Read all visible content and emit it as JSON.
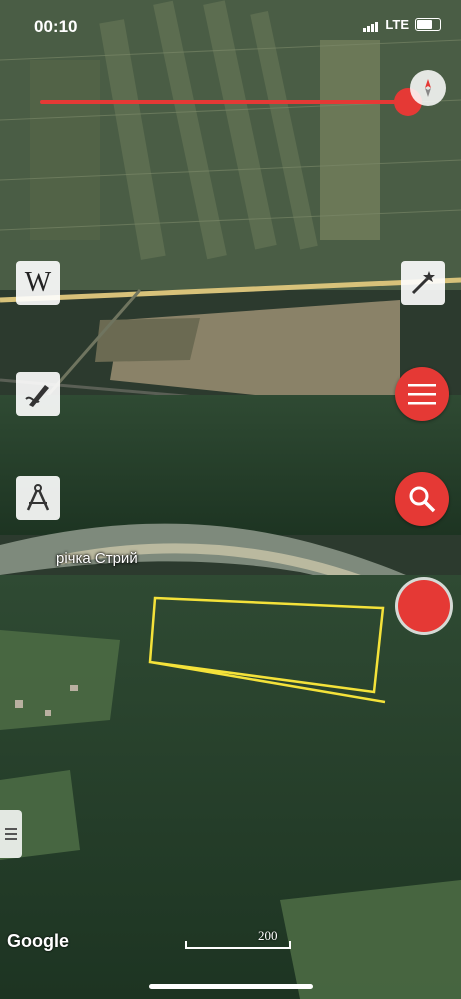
{
  "status_bar": {
    "time": "00:10",
    "network": "LTE"
  },
  "map": {
    "river_label": "річка Стрий",
    "attribution": "Google",
    "scale_label": "200",
    "highlight_color": "#f4e23a"
  },
  "controls": {
    "slider_value": 1.0,
    "wikipedia_label": "W",
    "icons": {
      "compass": "compass-icon",
      "wikipedia": "wikipedia-icon",
      "magic_wand": "magic-wand-icon",
      "draw": "draw-icon",
      "menu": "menu-icon",
      "measure": "compass-tool-icon",
      "search": "search-icon",
      "record": "record-icon",
      "side_panel": "side-panel-icon"
    },
    "accent": "#e53935"
  }
}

THE EXERCISE:
Give back the whole listing as it stands, minus its pictures.

CORRECT RESULT:
Read all visible content and emit it as JSON.
{
  "status_bar": {
    "time": "00:10",
    "network": "LTE"
  },
  "map": {
    "river_label": "річка Стрий",
    "attribution": "Google",
    "scale_label": "200",
    "highlight_color": "#f4e23a"
  },
  "controls": {
    "slider_value": 1.0,
    "wikipedia_label": "W",
    "icons": {
      "compass": "compass-icon",
      "wikipedia": "wikipedia-icon",
      "magic_wand": "magic-wand-icon",
      "draw": "draw-icon",
      "menu": "menu-icon",
      "measure": "compass-tool-icon",
      "search": "search-icon",
      "record": "record-icon",
      "side_panel": "side-panel-icon"
    },
    "accent": "#e53935"
  }
}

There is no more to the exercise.